■ **Requirements**
Set down every entry again word for word, please, but skip the pictures.

## BEGIN Data in this exercise

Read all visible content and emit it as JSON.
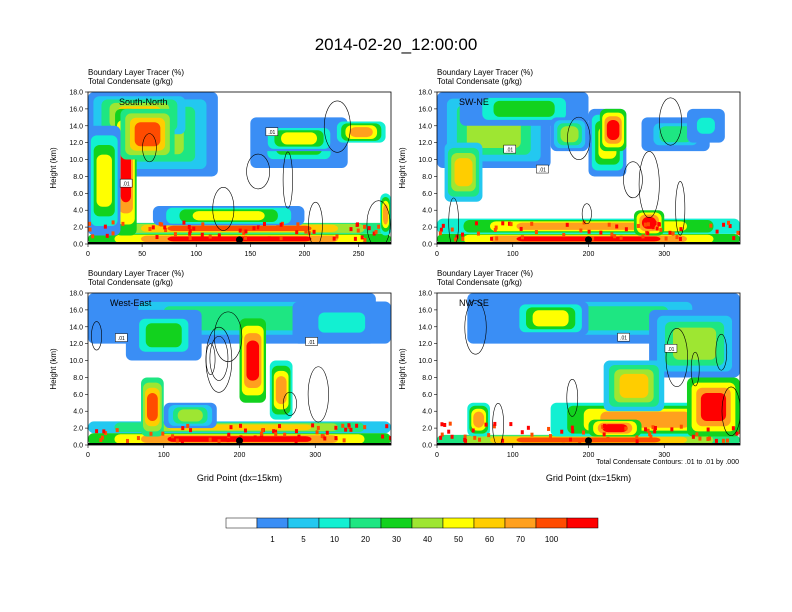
{
  "title": "2014-02-20_12:00:00",
  "colors": {
    "bins": [
      "#ffffff",
      "#3a8ef5",
      "#23c8f0",
      "#12f0d2",
      "#1ee682",
      "#12d21e",
      "#9ee632",
      "#ffff00",
      "#ffcd00",
      "#ffa01e",
      "#ff4b00",
      "#ff0000"
    ],
    "ground": "#000000",
    "marker": "#000000"
  },
  "chart_data": {
    "type": "heatmap",
    "variable": "Boundary Layer Tracer (%) shaded, Total Condensate (g/kg) contoured",
    "legend": {
      "position": "bottom-center",
      "levels": [
        "1",
        "5",
        "10",
        "20",
        "30",
        "40",
        "50",
        "60",
        "70",
        "100"
      ]
    },
    "contour_note": "Total Condensate Contours: .01 to .01 by .000",
    "contour_label": ".01",
    "ylim": [
      0,
      18
    ],
    "yticks": [
      "0.0",
      "2.0",
      "4.0",
      "6.0",
      "8.0",
      "10.0",
      "12.0",
      "14.0",
      "16.0",
      "18.0"
    ],
    "ylabel": "Height (km)",
    "panels": [
      {
        "subtitle1": "Boundary Layer Tracer   (%)",
        "subtitle2": "Total Condensate   (g/kg)",
        "label": "South-North",
        "xlim": [
          0,
          280
        ],
        "xticks": [
          "0",
          "50",
          "100",
          "150",
          "200",
          "250"
        ],
        "xlabel": "",
        "marker_x": 140
      },
      {
        "subtitle1": "Boundary Layer Tracer   (%)",
        "subtitle2": "Total Condensate   (g/kg)",
        "label": "SW-NE",
        "xlim": [
          0,
          400
        ],
        "xticks": [
          "0",
          "100",
          "200",
          "300"
        ],
        "xlabel": "",
        "marker_x": 200
      },
      {
        "subtitle1": "Boundary Layer Tracer   (%)",
        "subtitle2": "Total Condensate   (g/kg)",
        "label": "West-East",
        "xlim": [
          0,
          400
        ],
        "xticks": [
          "0",
          "100",
          "200",
          "300"
        ],
        "xlabel": "Grid Point (dx=15km)",
        "marker_x": 200
      },
      {
        "subtitle1": "Boundary Layer Tracer   (%)",
        "subtitle2": "Total Condensate   (g/kg)",
        "label": "NW-SE",
        "xlim": [
          0,
          400
        ],
        "xticks": [
          "0",
          "100",
          "200",
          "300"
        ],
        "xlabel": "Grid Point (dx=15km)",
        "marker_x": 200
      }
    ]
  }
}
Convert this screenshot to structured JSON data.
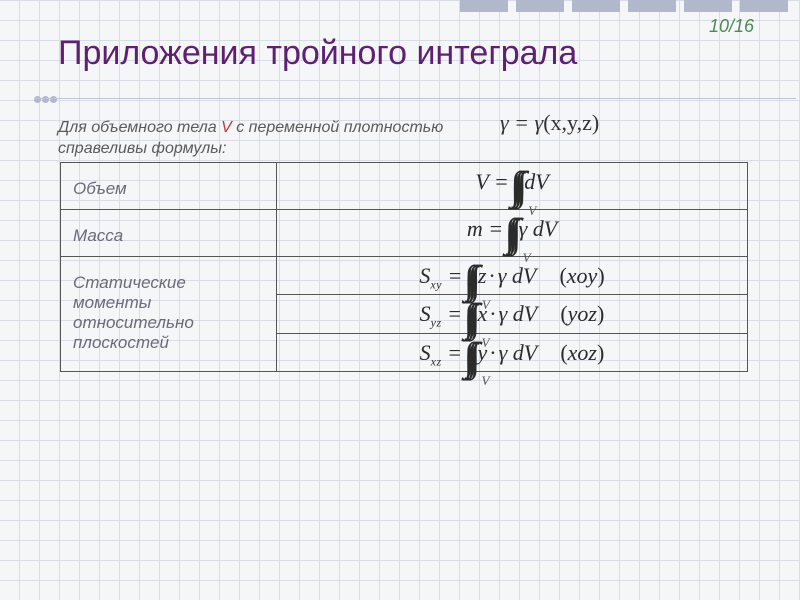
{
  "page": {
    "number": "10/16"
  },
  "title": "Приложения тройного интеграла",
  "intro": {
    "prefix": "Для объемного тела ",
    "body_symbol": "V",
    "mid": " с переменной плотностью ",
    "suffix": "справеливы формулы:"
  },
  "density_eq": {
    "lhs_gamma": "γ",
    "eq": " = ",
    "rhs_gamma": "γ",
    "args": "(x,y,z)"
  },
  "rows": {
    "volume": {
      "label": "Объем",
      "lhs": "V",
      "integrand": "dV"
    },
    "mass": {
      "label": "Масса",
      "lhs": "m",
      "integrand": "γ dV"
    },
    "moments": {
      "label": "Статические моменты относительно плоскостей",
      "sxy": {
        "lhs": "S",
        "sub": "xy",
        "var": "z",
        "plane": "xoy"
      },
      "syz": {
        "lhs": "S",
        "sub": "yz",
        "var": "x",
        "plane": "yoz"
      },
      "sxz": {
        "lhs": "S",
        "sub": "xz",
        "var": "y",
        "plane": "xoz"
      }
    }
  },
  "symbols": {
    "triple_int": "∫∫∫",
    "region_sub": "V",
    "gamma": "γ",
    "dot": "·",
    "dV": " dV"
  },
  "styling": {
    "grid_color": "#d8dce6",
    "title_color": "#5e2070",
    "page_color": "#4a8a55",
    "label_color": "#6a6a7a",
    "border_color": "#555",
    "title_fontsize": 34,
    "formula_fontsize": 22,
    "integral_fontsize": 40
  }
}
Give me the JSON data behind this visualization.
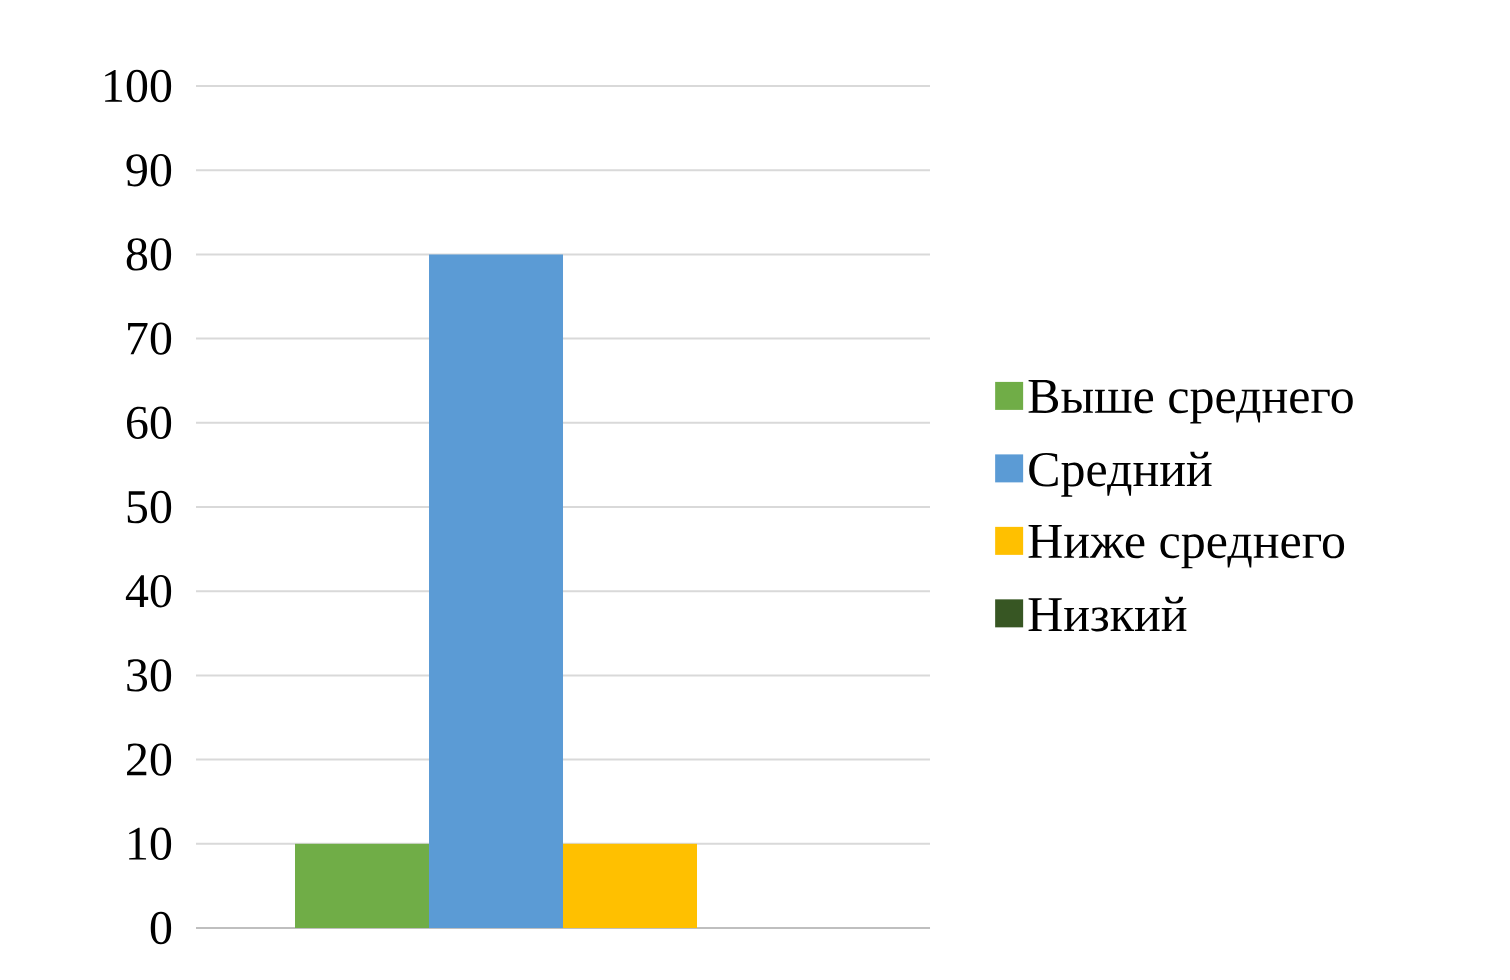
{
  "chart_data": {
    "type": "bar",
    "categories": [
      null
    ],
    "series": [
      {
        "name": "Выше среднего",
        "color": "#70ad47",
        "values": [
          10
        ]
      },
      {
        "name": "Средний",
        "color": "#5b9bd5",
        "values": [
          80
        ]
      },
      {
        "name": "Ниже среднего",
        "color": "#ffc000",
        "values": [
          10
        ]
      },
      {
        "name": "Низкий",
        "color": "#375623",
        "values": [
          0
        ]
      }
    ],
    "ylim": [
      0,
      100
    ],
    "yticks": [
      0,
      10,
      20,
      30,
      40,
      50,
      60,
      70,
      80,
      90,
      100
    ],
    "grid": "y",
    "legend": "right"
  }
}
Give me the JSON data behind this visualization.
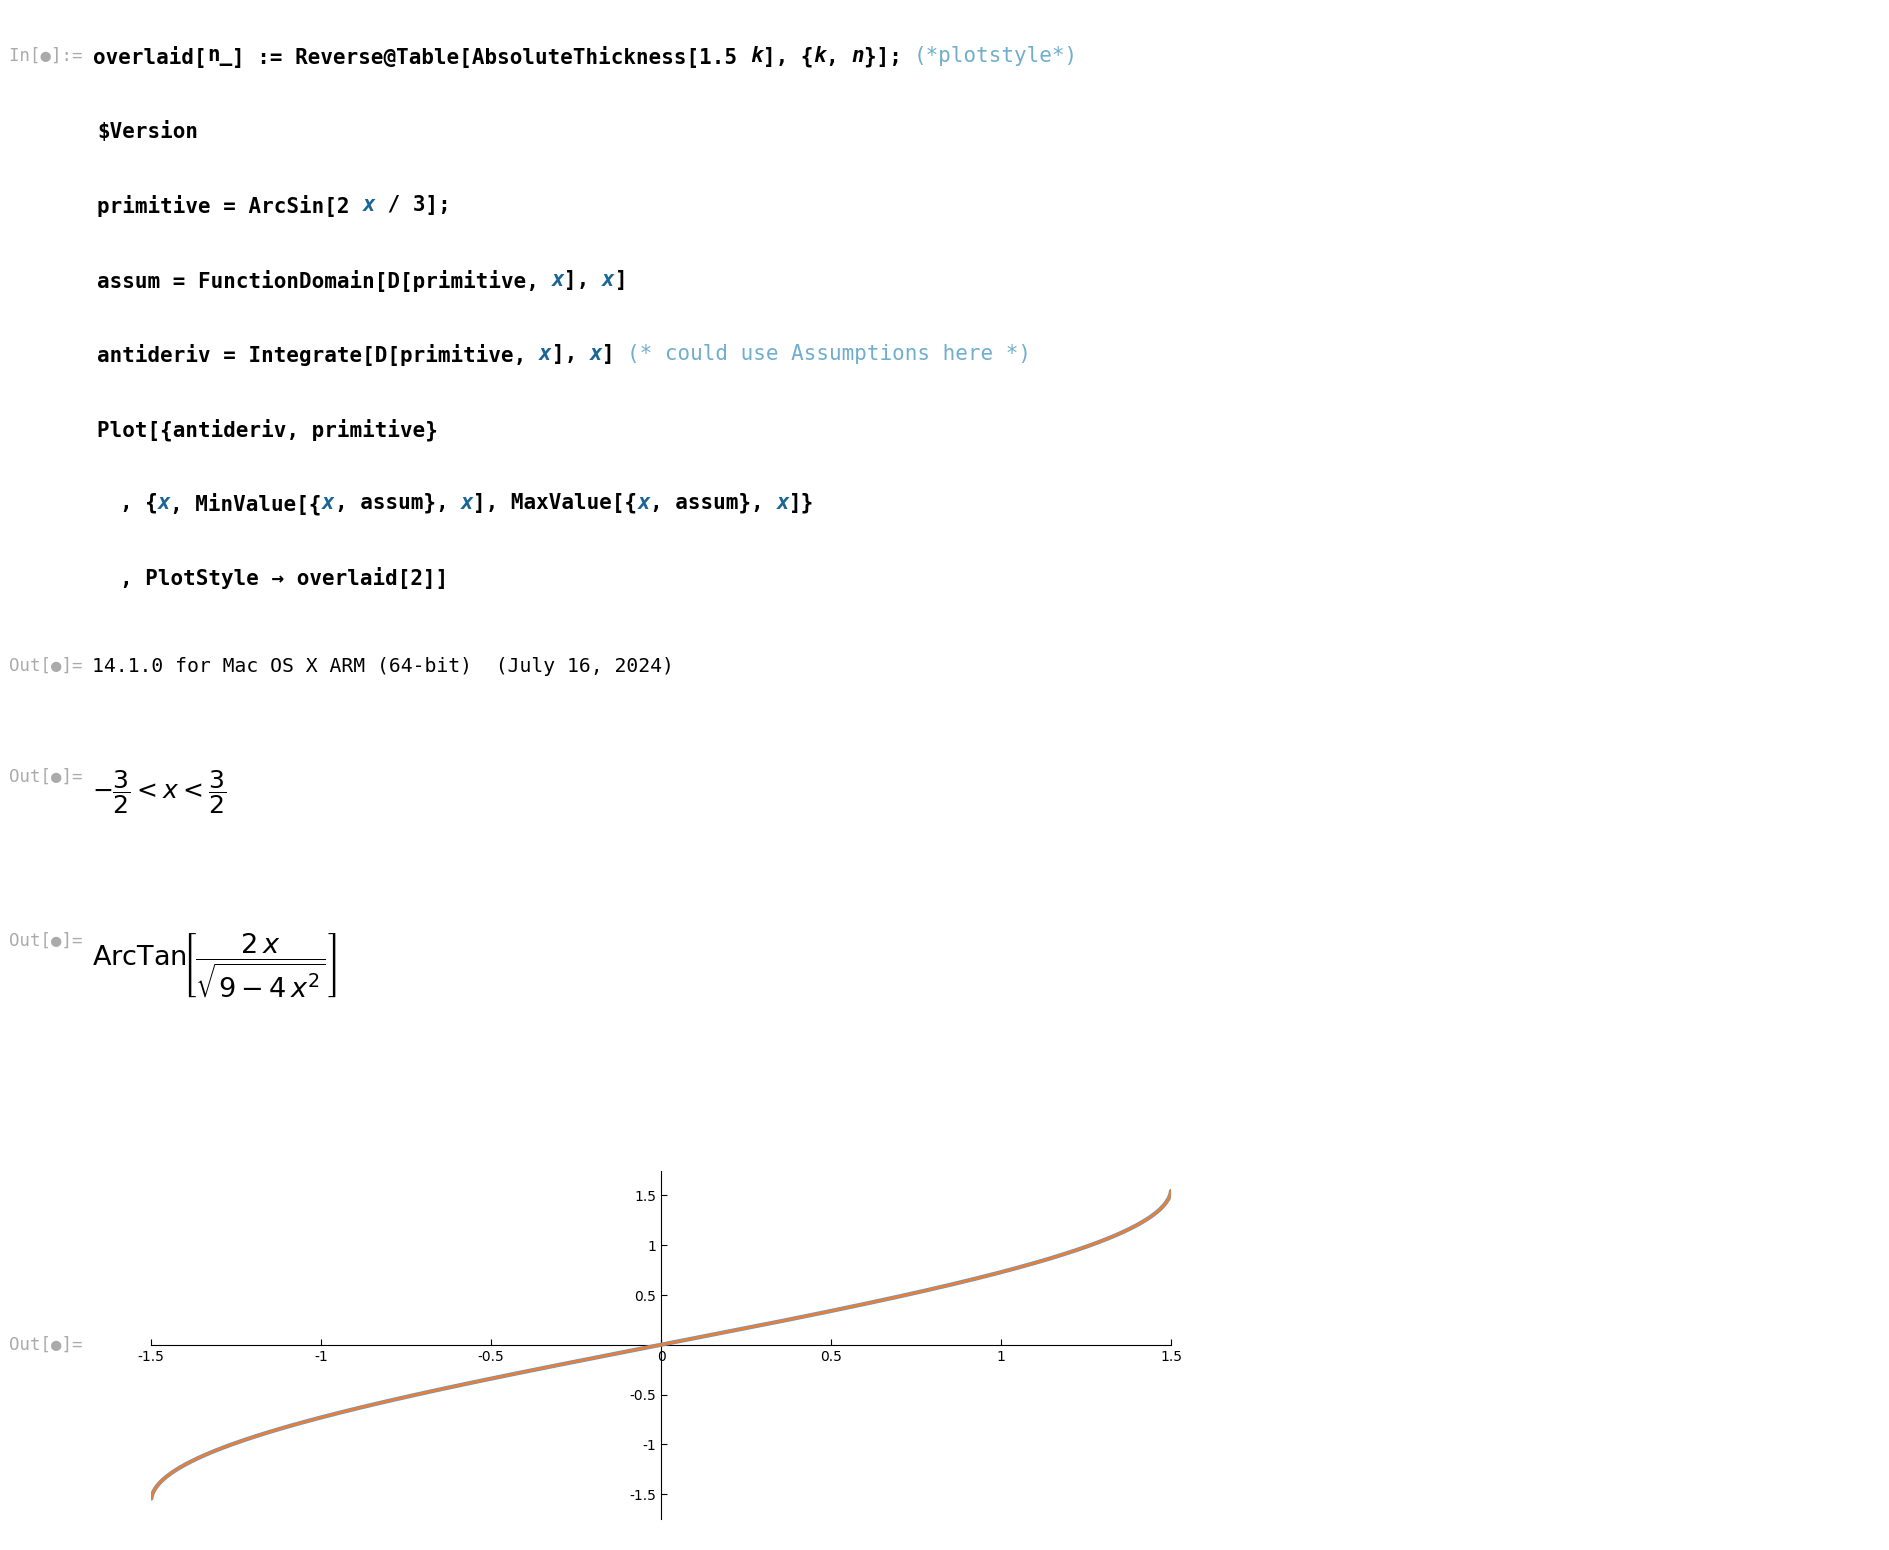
{
  "background_color": "#ffffff",
  "out1_text": "14.1.0 for Mac OS X ARM (64-bit)  (July 16, 2024)",
  "plot_xlim": [
    -1.5,
    1.5
  ],
  "plot_ylim": [
    -1.75,
    1.75
  ],
  "plot_xticks": [
    -1.5,
    -1.0,
    -0.5,
    0.0,
    0.5,
    1.0,
    1.5
  ],
  "plot_yticks": [
    -1.5,
    -1.0,
    -0.5,
    0.5,
    1.0,
    1.5
  ],
  "curve1_color": "#5b9bd5",
  "curve1_lw": 3.0,
  "curve2_color": "#ed7d31",
  "curve2_lw": 2.0,
  "fig_width": 18.89,
  "fig_height": 15.5,
  "mono_font": "DejaVu Sans Mono",
  "code_fontsize": 15.0,
  "out_prefix_fontsize": 12.5,
  "gray_color": "#aaaaaa",
  "comment_color": "#6faecc",
  "blue_color": "#1a6696",
  "black_color": "#000000"
}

## END Data in this exercise

■ **The output**
Read all visible content and emit it as JSON.
{
  "title": "2014-02-20_12:00:00",
  "colors": {
    "bins": [
      "#ffffff",
      "#3a8ef5",
      "#23c8f0",
      "#12f0d2",
      "#1ee682",
      "#12d21e",
      "#9ee632",
      "#ffff00",
      "#ffcd00",
      "#ffa01e",
      "#ff4b00",
      "#ff0000"
    ],
    "ground": "#000000",
    "marker": "#000000"
  },
  "chart_data": {
    "type": "heatmap",
    "variable": "Boundary Layer Tracer (%) shaded, Total Condensate (g/kg) contoured",
    "legend": {
      "position": "bottom-center",
      "levels": [
        "1",
        "5",
        "10",
        "20",
        "30",
        "40",
        "50",
        "60",
        "70",
        "100"
      ]
    },
    "contour_note": "Total Condensate Contours: .01 to .01 by .000",
    "contour_label": ".01",
    "ylim": [
      0,
      18
    ],
    "yticks": [
      "0.0",
      "2.0",
      "4.0",
      "6.0",
      "8.0",
      "10.0",
      "12.0",
      "14.0",
      "16.0",
      "18.0"
    ],
    "ylabel": "Height (km)",
    "panels": [
      {
        "subtitle1": "Boundary Layer Tracer   (%)",
        "subtitle2": "Total Condensate   (g/kg)",
        "label": "South-North",
        "xlim": [
          0,
          280
        ],
        "xticks": [
          "0",
          "50",
          "100",
          "150",
          "200",
          "250"
        ],
        "xlabel": "",
        "marker_x": 140
      },
      {
        "subtitle1": "Boundary Layer Tracer   (%)",
        "subtitle2": "Total Condensate   (g/kg)",
        "label": "SW-NE",
        "xlim": [
          0,
          400
        ],
        "xticks": [
          "0",
          "100",
          "200",
          "300"
        ],
        "xlabel": "",
        "marker_x": 200
      },
      {
        "subtitle1": "Boundary Layer Tracer   (%)",
        "subtitle2": "Total Condensate   (g/kg)",
        "label": "West-East",
        "xlim": [
          0,
          400
        ],
        "xticks": [
          "0",
          "100",
          "200",
          "300"
        ],
        "xlabel": "Grid Point (dx=15km)",
        "marker_x": 200
      },
      {
        "subtitle1": "Boundary Layer Tracer   (%)",
        "subtitle2": "Total Condensate   (g/kg)",
        "label": "NW-SE",
        "xlim": [
          0,
          400
        ],
        "xticks": [
          "0",
          "100",
          "200",
          "300"
        ],
        "xlabel": "Grid Point (dx=15km)",
        "marker_x": 200
      }
    ]
  }
}
Convert this screenshot to structured JSON data.
{
  "page": {
    "number": "10/16"
  },
  "title": "Приложения тройного интеграла",
  "intro": {
    "prefix": "Для объемного тела ",
    "body_symbol": "V",
    "mid": " с переменной плотностью ",
    "suffix": "справеливы формулы:"
  },
  "density_eq": {
    "lhs_gamma": "γ",
    "eq": " = ",
    "rhs_gamma": "γ",
    "args": "(x,y,z)"
  },
  "rows": {
    "volume": {
      "label": "Объем",
      "lhs": "V",
      "integrand": "dV"
    },
    "mass": {
      "label": "Масса",
      "lhs": "m",
      "integrand": "γ dV"
    },
    "moments": {
      "label": "Статические моменты относительно плоскостей",
      "sxy": {
        "lhs": "S",
        "sub": "xy",
        "var": "z",
        "plane": "xoy"
      },
      "syz": {
        "lhs": "S",
        "sub": "yz",
        "var": "x",
        "plane": "yoz"
      },
      "sxz": {
        "lhs": "S",
        "sub": "xz",
        "var": "y",
        "plane": "xoz"
      }
    }
  },
  "symbols": {
    "triple_int": "∫∫∫",
    "region_sub": "V",
    "gamma": "γ",
    "dot": "·",
    "dV": " dV"
  },
  "styling": {
    "grid_color": "#d8dce6",
    "title_color": "#5e2070",
    "page_color": "#4a8a55",
    "label_color": "#6a6a7a",
    "border_color": "#555",
    "title_fontsize": 34,
    "formula_fontsize": 22,
    "integral_fontsize": 40
  }
}
Give me the JSON data behind this visualization.
{
  "chart_data": {
    "type": "bar",
    "categories": [
      null
    ],
    "series": [
      {
        "name": "Выше среднего",
        "color": "#70ad47",
        "values": [
          10
        ]
      },
      {
        "name": "Средний",
        "color": "#5b9bd5",
        "values": [
          80
        ]
      },
      {
        "name": "Ниже среднего",
        "color": "#ffc000",
        "values": [
          10
        ]
      },
      {
        "name": "Низкий",
        "color": "#375623",
        "values": [
          0
        ]
      }
    ],
    "ylim": [
      0,
      100
    ],
    "yticks": [
      0,
      10,
      20,
      30,
      40,
      50,
      60,
      70,
      80,
      90,
      100
    ],
    "grid": "y",
    "legend": "right"
  }
}
Give me the JSON data behind this visualization.
{
  "background_color": "#ffffff",
  "out1_text": "14.1.0 for Mac OS X ARM (64-bit)  (July 16, 2024)",
  "plot_xlim": [
    -1.5,
    1.5
  ],
  "plot_ylim": [
    -1.75,
    1.75
  ],
  "plot_xticks": [
    -1.5,
    -1.0,
    -0.5,
    0.0,
    0.5,
    1.0,
    1.5
  ],
  "plot_yticks": [
    -1.5,
    -1.0,
    -0.5,
    0.5,
    1.0,
    1.5
  ],
  "curve1_color": "#5b9bd5",
  "curve1_lw": 3.0,
  "curve2_color": "#ed7d31",
  "curve2_lw": 2.0,
  "fig_width": 18.89,
  "fig_height": 15.5,
  "mono_font": "DejaVu Sans Mono",
  "code_fontsize": 15.0,
  "out_prefix_fontsize": 12.5,
  "gray_color": "#aaaaaa",
  "comment_color": "#6faecc",
  "blue_color": "#1a6696",
  "black_color": "#000000"
}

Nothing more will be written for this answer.